### Task objective
Transcribe all the entries word for word, skipping the pictures.

### Records from a data source
= = =
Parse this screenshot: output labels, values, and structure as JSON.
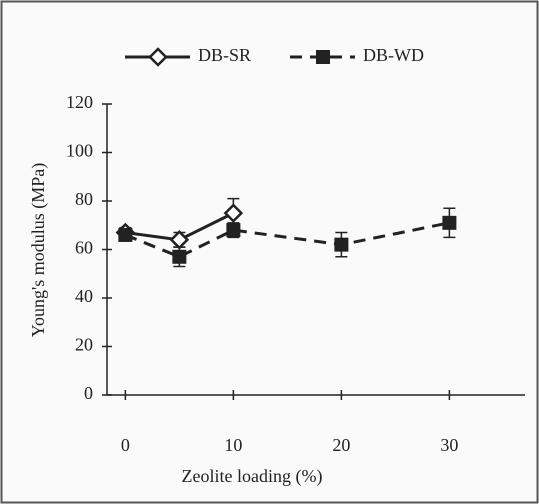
{
  "chart_data": {
    "type": "line",
    "x_label": "Zeolite loading (%)",
    "y_label": "Young's modulus (MPa)",
    "xlim": [
      -1.7,
      37
    ],
    "xticks": [
      0,
      10,
      20,
      30
    ],
    "ylim": [
      0,
      120
    ],
    "yticks": [
      0,
      20,
      40,
      60,
      80,
      100,
      120
    ],
    "series": [
      {
        "name": "DB-SR",
        "color": "#222222",
        "line_style": "solid",
        "marker": "diamond",
        "x": [
          0,
          5,
          10
        ],
        "values": [
          67,
          64,
          75
        ],
        "errors": [
          2,
          3,
          6
        ]
      },
      {
        "name": "DB-WD",
        "color": "#222222",
        "line_style": "dashed",
        "marker": "square",
        "x": [
          0,
          5,
          10,
          20,
          30
        ],
        "values": [
          66,
          57,
          68,
          62,
          71
        ],
        "errors": [
          2,
          4,
          3,
          5,
          6
        ]
      }
    ]
  }
}
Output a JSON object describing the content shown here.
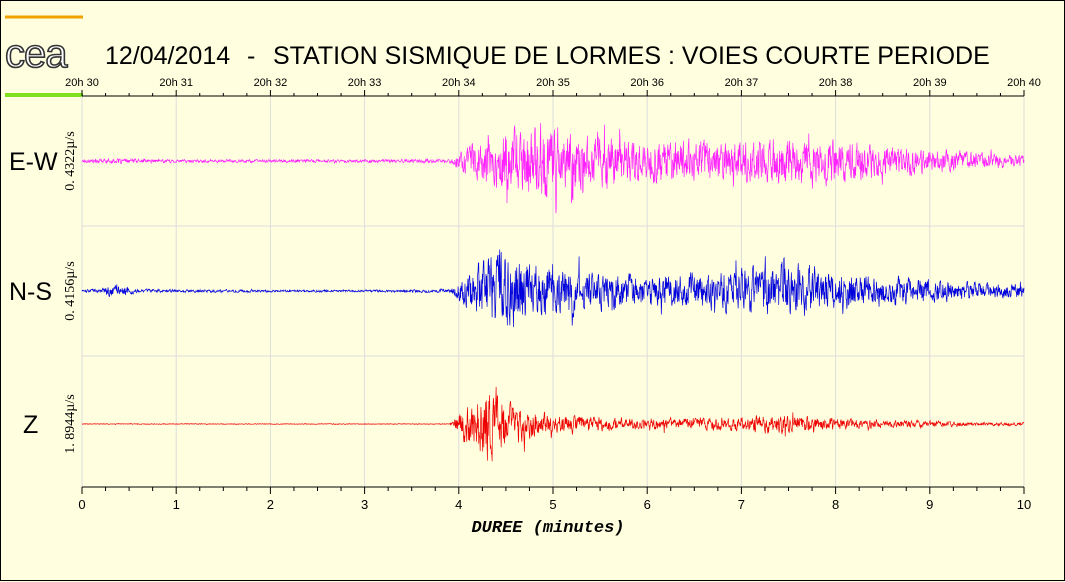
{
  "header": {
    "logo_text": "cea",
    "date": "12/04/2014",
    "separator": "-",
    "title": "STATION SISMIQUE DE LORMES : VOIES COURTE PERIODE"
  },
  "colors": {
    "background": "#ffffe0",
    "grid": "#dcdcdc",
    "logo_orange": "#f0a000",
    "logo_green": "#80e020",
    "ew": "#ff20ff",
    "ns": "#0000dd",
    "z": "#ee0000"
  },
  "chart_data": {
    "type": "line",
    "title": "12/04/2014  -  STATION SISMIQUE DE LORMES : VOIES COURTE PERIODE",
    "xlabel": "DUREE (minutes)",
    "xlim": [
      0,
      10
    ],
    "x_ticks": [
      "0",
      "1",
      "2",
      "3",
      "4",
      "5",
      "6",
      "7",
      "8",
      "9",
      "10"
    ],
    "top_ticks": [
      "20h 30",
      "20h 31",
      "20h 32",
      "20h 33",
      "20h 34",
      "20h 35",
      "20h 36",
      "20h 37",
      "20h 38",
      "20h 39",
      "20h 40"
    ],
    "grid": true,
    "series": [
      {
        "name": "E-W",
        "scale": "0. 4322µ/s",
        "color": "#ff20ff",
        "envelope": {
          "x": [
            0,
            0.3,
            0.5,
            1.0,
            2.0,
            3.0,
            3.9,
            4.05,
            4.3,
            4.5,
            4.8,
            4.9,
            5.2,
            5.6,
            6.0,
            6.5,
            7.0,
            7.5,
            8.0,
            8.5,
            9.0,
            9.5,
            10.0
          ],
          "amplitude": [
            0.05,
            0.06,
            0.06,
            0.04,
            0.04,
            0.04,
            0.05,
            0.3,
            0.6,
            0.8,
            0.95,
            1.0,
            0.75,
            0.6,
            0.55,
            0.5,
            0.55,
            0.6,
            0.55,
            0.4,
            0.3,
            0.22,
            0.15
          ]
        }
      },
      {
        "name": "N-S",
        "scale": "0. 4156µ/s",
        "color": "#0000dd",
        "envelope": {
          "x": [
            0,
            0.2,
            0.3,
            0.45,
            0.6,
            1.0,
            2.0,
            3.0,
            3.9,
            4.05,
            4.3,
            4.5,
            4.8,
            5.0,
            5.5,
            6.0,
            6.5,
            7.0,
            7.5,
            8.0,
            8.5,
            9.0,
            9.5,
            10.0
          ],
          "amplitude": [
            0.04,
            0.05,
            0.14,
            0.12,
            0.05,
            0.04,
            0.03,
            0.03,
            0.04,
            0.35,
            0.9,
            1.0,
            0.7,
            0.6,
            0.45,
            0.4,
            0.45,
            0.55,
            0.7,
            0.5,
            0.4,
            0.3,
            0.22,
            0.17
          ]
        }
      },
      {
        "name": "Z",
        "scale": "1. 8944µ/s",
        "color": "#ee0000",
        "envelope": {
          "x": [
            0,
            1.0,
            2.0,
            3.0,
            3.9,
            4.0,
            4.2,
            4.3,
            4.5,
            4.7,
            5.0,
            5.5,
            6.0,
            6.5,
            7.0,
            7.3,
            7.6,
            8.0,
            8.5,
            9.0,
            9.5,
            10.0
          ],
          "amplitude": [
            0.01,
            0.01,
            0.01,
            0.01,
            0.01,
            0.3,
            0.75,
            1.0,
            0.6,
            0.4,
            0.25,
            0.18,
            0.15,
            0.14,
            0.18,
            0.25,
            0.2,
            0.15,
            0.1,
            0.08,
            0.05,
            0.04
          ]
        }
      }
    ]
  }
}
= = =
### Complete answer
Parse this screenshot: output labels, values, and structure as JSON.
{
  "chart_data": {
    "type": "line",
    "x_label": "Zeolite loading (%)",
    "y_label": "Young's modulus (MPa)",
    "xlim": [
      -1.7,
      37
    ],
    "xticks": [
      0,
      10,
      20,
      30
    ],
    "ylim": [
      0,
      120
    ],
    "yticks": [
      0,
      20,
      40,
      60,
      80,
      100,
      120
    ],
    "series": [
      {
        "name": "DB-SR",
        "color": "#222222",
        "line_style": "solid",
        "marker": "diamond",
        "x": [
          0,
          5,
          10
        ],
        "values": [
          67,
          64,
          75
        ],
        "errors": [
          2,
          3,
          6
        ]
      },
      {
        "name": "DB-WD",
        "color": "#222222",
        "line_style": "dashed",
        "marker": "square",
        "x": [
          0,
          5,
          10,
          20,
          30
        ],
        "values": [
          66,
          57,
          68,
          62,
          71
        ],
        "errors": [
          2,
          4,
          3,
          5,
          6
        ]
      }
    ]
  }
}
Output a JSON object describing the content shown here.
{
  "header": {
    "logo_text": "cea",
    "date": "12/04/2014",
    "separator": "-",
    "title": "STATION SISMIQUE DE LORMES : VOIES COURTE PERIODE"
  },
  "colors": {
    "background": "#ffffe0",
    "grid": "#dcdcdc",
    "logo_orange": "#f0a000",
    "logo_green": "#80e020",
    "ew": "#ff20ff",
    "ns": "#0000dd",
    "z": "#ee0000"
  },
  "chart_data": {
    "type": "line",
    "title": "12/04/2014  -  STATION SISMIQUE DE LORMES : VOIES COURTE PERIODE",
    "xlabel": "DUREE (minutes)",
    "xlim": [
      0,
      10
    ],
    "x_ticks": [
      "0",
      "1",
      "2",
      "3",
      "4",
      "5",
      "6",
      "7",
      "8",
      "9",
      "10"
    ],
    "top_ticks": [
      "20h 30",
      "20h 31",
      "20h 32",
      "20h 33",
      "20h 34",
      "20h 35",
      "20h 36",
      "20h 37",
      "20h 38",
      "20h 39",
      "20h 40"
    ],
    "grid": true,
    "series": [
      {
        "name": "E-W",
        "scale": "0. 4322µ/s",
        "color": "#ff20ff",
        "envelope": {
          "x": [
            0,
            0.3,
            0.5,
            1.0,
            2.0,
            3.0,
            3.9,
            4.05,
            4.3,
            4.5,
            4.8,
            4.9,
            5.2,
            5.6,
            6.0,
            6.5,
            7.0,
            7.5,
            8.0,
            8.5,
            9.0,
            9.5,
            10.0
          ],
          "amplitude": [
            0.05,
            0.06,
            0.06,
            0.04,
            0.04,
            0.04,
            0.05,
            0.3,
            0.6,
            0.8,
            0.95,
            1.0,
            0.75,
            0.6,
            0.55,
            0.5,
            0.55,
            0.6,
            0.55,
            0.4,
            0.3,
            0.22,
            0.15
          ]
        }
      },
      {
        "name": "N-S",
        "scale": "0. 4156µ/s",
        "color": "#0000dd",
        "envelope": {
          "x": [
            0,
            0.2,
            0.3,
            0.45,
            0.6,
            1.0,
            2.0,
            3.0,
            3.9,
            4.05,
            4.3,
            4.5,
            4.8,
            5.0,
            5.5,
            6.0,
            6.5,
            7.0,
            7.5,
            8.0,
            8.5,
            9.0,
            9.5,
            10.0
          ],
          "amplitude": [
            0.04,
            0.05,
            0.14,
            0.12,
            0.05,
            0.04,
            0.03,
            0.03,
            0.04,
            0.35,
            0.9,
            1.0,
            0.7,
            0.6,
            0.45,
            0.4,
            0.45,
            0.55,
            0.7,
            0.5,
            0.4,
            0.3,
            0.22,
            0.17
          ]
        }
      },
      {
        "name": "Z",
        "scale": "1. 8944µ/s",
        "color": "#ee0000",
        "envelope": {
          "x": [
            0,
            1.0,
            2.0,
            3.0,
            3.9,
            4.0,
            4.2,
            4.3,
            4.5,
            4.7,
            5.0,
            5.5,
            6.0,
            6.5,
            7.0,
            7.3,
            7.6,
            8.0,
            8.5,
            9.0,
            9.5,
            10.0
          ],
          "amplitude": [
            0.01,
            0.01,
            0.01,
            0.01,
            0.01,
            0.3,
            0.75,
            1.0,
            0.6,
            0.4,
            0.25,
            0.18,
            0.15,
            0.14,
            0.18,
            0.25,
            0.2,
            0.15,
            0.1,
            0.08,
            0.05,
            0.04
          ]
        }
      }
    ]
  }
}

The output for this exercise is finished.